----- DOCUMENT SEGMENT -----

It is the nearing the end of the school year, and that can only mean one thing: a seemingly endless string of performances for which we are ill-prepared. Of course I love every second of the half dozen 3-hour shows in which my child appears for a total of 2 minutes and 40 seconds.
This year, we know better than to plan trips during this time, since many of the dates will be conveyed to us by the directors (or our own children) only at the last moment. For instance, I am writing this very sentence on June 25, with only 6 school days left, and I am just realizing that I have no idea when Gigi's theater class production will be. [Ed. update: it's tomorrow, on June 27, so at least she hasn't missed it.]
Gigi gets in a panic over costumes for a dance performance at school, for which she's been choreographing and rehearsing for three months, yet somehow the night before the dress rehearsal, we are still scrounging for costumes. And, oddly, you would be amazed at how difficult/impossible it is to find plain white T-shirts for kids in Paris, even at the kind of stores that sell cheap basics. I am told, "Ah, we are out of white T-shirts, because it is no longer T-shirt season. It is tank top season." Pause. "Plus, all the children who need them for end-of-year costumes have bought them out." Yes. Those would be the families who did not wait till the last second. Thanks for rubbing that in.
In the end, we find her a white tank top she can write "Les Trois Girls" on for her performance (because it's much cooler than the true French "Les Trois Filles"), after she gives away to her fellow dancers the two good T-shirts that I had managed to find. For the second plain white T-shirt she needs, she therefore wears the rather tight size 4-5 T-shirt found at the bottom of her little sister's drawer.
At the school performance, Anthony gets an extra special show when the mother sitting right in front of him holds up her smartphone in camera mode to take pictures, but accidentally clicks on an album of naked photos of her crotch. My husband tells me he's not sure who she is, but he is sure she isn't the kind of person whose private parts he really wants to see in public -- or private, for that matter. After the unwanted groinal exposure (in a Catholic school no less), he goes on to enjoy Gigi and her classmates in a West Side Story medley. "I Want to Live in America" sung in real French accents with fake Puerto Rican accents is my particular favorite. And, if you've ever had the thought while watching the Jets fight the Sharks that a bunch of theater boys dancing and singing is not the most terrifying of gang conflicts, you should see the entire thing staged by a bunch of fifth graders, including four in glasses, one slightly Aspberger's spelling savant, one on crutches, and one in a wheelchair.
The day before the free, outdoor hip hop show that the girls do for the Fête de la Musique on June 21st, we find out what the rest of the families have known all along, somehow: that there is another hip hop performance on the 30th. We are currently scrambling to get tickets, add it to our schedule, and figure out how to gracefully avoid going to the mandatory rehearsal on the 29th for which they have schedule conflicts.

-----

Write the next part of the post about end-of-school-year performances, starting after its final sentence. This data has no connection to the post about end-of-school-year performances.

----- RECORDED DATA -----

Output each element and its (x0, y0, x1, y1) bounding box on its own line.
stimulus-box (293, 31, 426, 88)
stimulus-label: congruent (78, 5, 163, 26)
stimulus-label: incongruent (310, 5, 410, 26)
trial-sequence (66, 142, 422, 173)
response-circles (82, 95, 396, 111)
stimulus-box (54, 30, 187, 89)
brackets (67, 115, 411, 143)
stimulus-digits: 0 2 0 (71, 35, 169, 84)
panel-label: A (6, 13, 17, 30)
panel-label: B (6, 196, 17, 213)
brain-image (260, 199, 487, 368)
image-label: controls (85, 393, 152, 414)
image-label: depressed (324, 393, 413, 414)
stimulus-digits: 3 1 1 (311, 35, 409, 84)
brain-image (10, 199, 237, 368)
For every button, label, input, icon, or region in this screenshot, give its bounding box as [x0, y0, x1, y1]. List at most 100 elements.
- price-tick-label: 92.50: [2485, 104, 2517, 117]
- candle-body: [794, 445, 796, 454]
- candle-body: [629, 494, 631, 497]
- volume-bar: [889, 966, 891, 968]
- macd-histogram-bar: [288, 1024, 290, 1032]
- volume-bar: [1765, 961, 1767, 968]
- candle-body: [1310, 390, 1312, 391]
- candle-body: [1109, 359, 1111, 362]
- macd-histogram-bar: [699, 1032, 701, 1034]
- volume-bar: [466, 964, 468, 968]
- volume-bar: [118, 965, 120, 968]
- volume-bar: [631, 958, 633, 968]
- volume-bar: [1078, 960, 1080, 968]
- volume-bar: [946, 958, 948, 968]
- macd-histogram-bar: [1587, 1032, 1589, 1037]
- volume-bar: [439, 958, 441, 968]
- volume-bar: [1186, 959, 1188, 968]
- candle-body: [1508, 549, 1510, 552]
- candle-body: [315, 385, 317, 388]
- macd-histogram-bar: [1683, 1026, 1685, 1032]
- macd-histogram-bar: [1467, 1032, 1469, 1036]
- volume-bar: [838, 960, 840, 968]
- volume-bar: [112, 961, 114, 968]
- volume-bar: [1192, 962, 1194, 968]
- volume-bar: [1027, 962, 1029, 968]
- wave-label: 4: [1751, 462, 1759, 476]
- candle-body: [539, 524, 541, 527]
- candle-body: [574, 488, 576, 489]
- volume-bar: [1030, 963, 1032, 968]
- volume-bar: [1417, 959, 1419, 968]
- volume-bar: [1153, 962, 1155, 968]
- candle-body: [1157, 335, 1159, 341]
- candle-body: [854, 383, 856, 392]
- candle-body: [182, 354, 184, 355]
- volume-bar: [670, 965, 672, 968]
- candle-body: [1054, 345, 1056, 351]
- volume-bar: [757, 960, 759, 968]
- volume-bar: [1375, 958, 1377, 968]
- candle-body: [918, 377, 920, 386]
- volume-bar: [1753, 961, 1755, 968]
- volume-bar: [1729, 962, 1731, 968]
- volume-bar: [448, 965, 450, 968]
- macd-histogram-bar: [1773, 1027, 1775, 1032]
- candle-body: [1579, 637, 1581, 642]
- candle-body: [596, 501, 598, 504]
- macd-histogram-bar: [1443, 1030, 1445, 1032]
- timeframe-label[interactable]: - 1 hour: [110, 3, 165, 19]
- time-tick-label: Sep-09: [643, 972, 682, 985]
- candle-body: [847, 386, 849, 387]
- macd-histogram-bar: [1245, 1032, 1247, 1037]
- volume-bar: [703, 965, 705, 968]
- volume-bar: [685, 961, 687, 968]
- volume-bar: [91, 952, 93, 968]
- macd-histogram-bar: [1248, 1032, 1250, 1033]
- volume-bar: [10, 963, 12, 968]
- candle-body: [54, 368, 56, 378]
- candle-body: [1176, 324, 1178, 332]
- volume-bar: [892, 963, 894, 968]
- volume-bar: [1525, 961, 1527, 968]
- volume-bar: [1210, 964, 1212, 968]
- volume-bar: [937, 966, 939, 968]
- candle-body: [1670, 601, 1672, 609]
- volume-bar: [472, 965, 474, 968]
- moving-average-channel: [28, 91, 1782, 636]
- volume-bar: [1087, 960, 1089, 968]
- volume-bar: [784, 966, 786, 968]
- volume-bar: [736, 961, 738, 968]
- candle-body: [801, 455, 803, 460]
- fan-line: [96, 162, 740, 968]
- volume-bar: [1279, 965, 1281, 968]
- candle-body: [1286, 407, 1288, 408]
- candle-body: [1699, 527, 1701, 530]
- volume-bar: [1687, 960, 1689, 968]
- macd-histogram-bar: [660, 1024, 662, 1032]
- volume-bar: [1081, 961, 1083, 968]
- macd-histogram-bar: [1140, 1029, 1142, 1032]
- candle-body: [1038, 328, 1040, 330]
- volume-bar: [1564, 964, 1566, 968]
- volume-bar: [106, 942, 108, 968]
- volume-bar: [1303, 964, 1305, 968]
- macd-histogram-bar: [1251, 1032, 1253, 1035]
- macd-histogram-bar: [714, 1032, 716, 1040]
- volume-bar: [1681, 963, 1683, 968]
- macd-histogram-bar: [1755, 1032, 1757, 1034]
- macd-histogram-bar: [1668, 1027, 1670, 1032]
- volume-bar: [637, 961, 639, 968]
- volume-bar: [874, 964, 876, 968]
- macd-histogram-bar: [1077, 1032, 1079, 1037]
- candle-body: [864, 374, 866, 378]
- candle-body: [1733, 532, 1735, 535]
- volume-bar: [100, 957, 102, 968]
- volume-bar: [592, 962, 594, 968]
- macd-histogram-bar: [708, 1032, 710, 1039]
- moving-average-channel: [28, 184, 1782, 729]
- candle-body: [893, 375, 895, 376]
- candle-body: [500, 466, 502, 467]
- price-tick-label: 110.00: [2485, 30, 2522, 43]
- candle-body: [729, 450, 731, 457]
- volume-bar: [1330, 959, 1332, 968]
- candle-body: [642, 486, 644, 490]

-----

EXERCISE RESULT →
At kermesse -- the end of year school carnival, I do some face painting, Gigi does her West Side Story medley and "Les Trois Girls" routine, and Pippa does her own class song and dance performance. We then literally run from the school over to the gymnastics gala, where they both perform. Pippa's group does a tango number which uses plastic roses I searched for in a panic a week ago and finally found at a local funeral home. Then we run home to rest up so Pippa can do a gymnastics competition early the next morning (and yes, thanks for asking, she does very well; she has improved so much from last year she is now one of the strongest, on a more advanced team).
I know we're not done yet, since there's still one more hip hop show, Gigi's theater class performance, and my own hula show at a restaurant (though I have to miss two other hula performances this week because of conflicts). Let's add in four birthday parties, visiting cousins, the final week of school, and last-minute summer vacation planning, and now it's a real Spectacle Debacle.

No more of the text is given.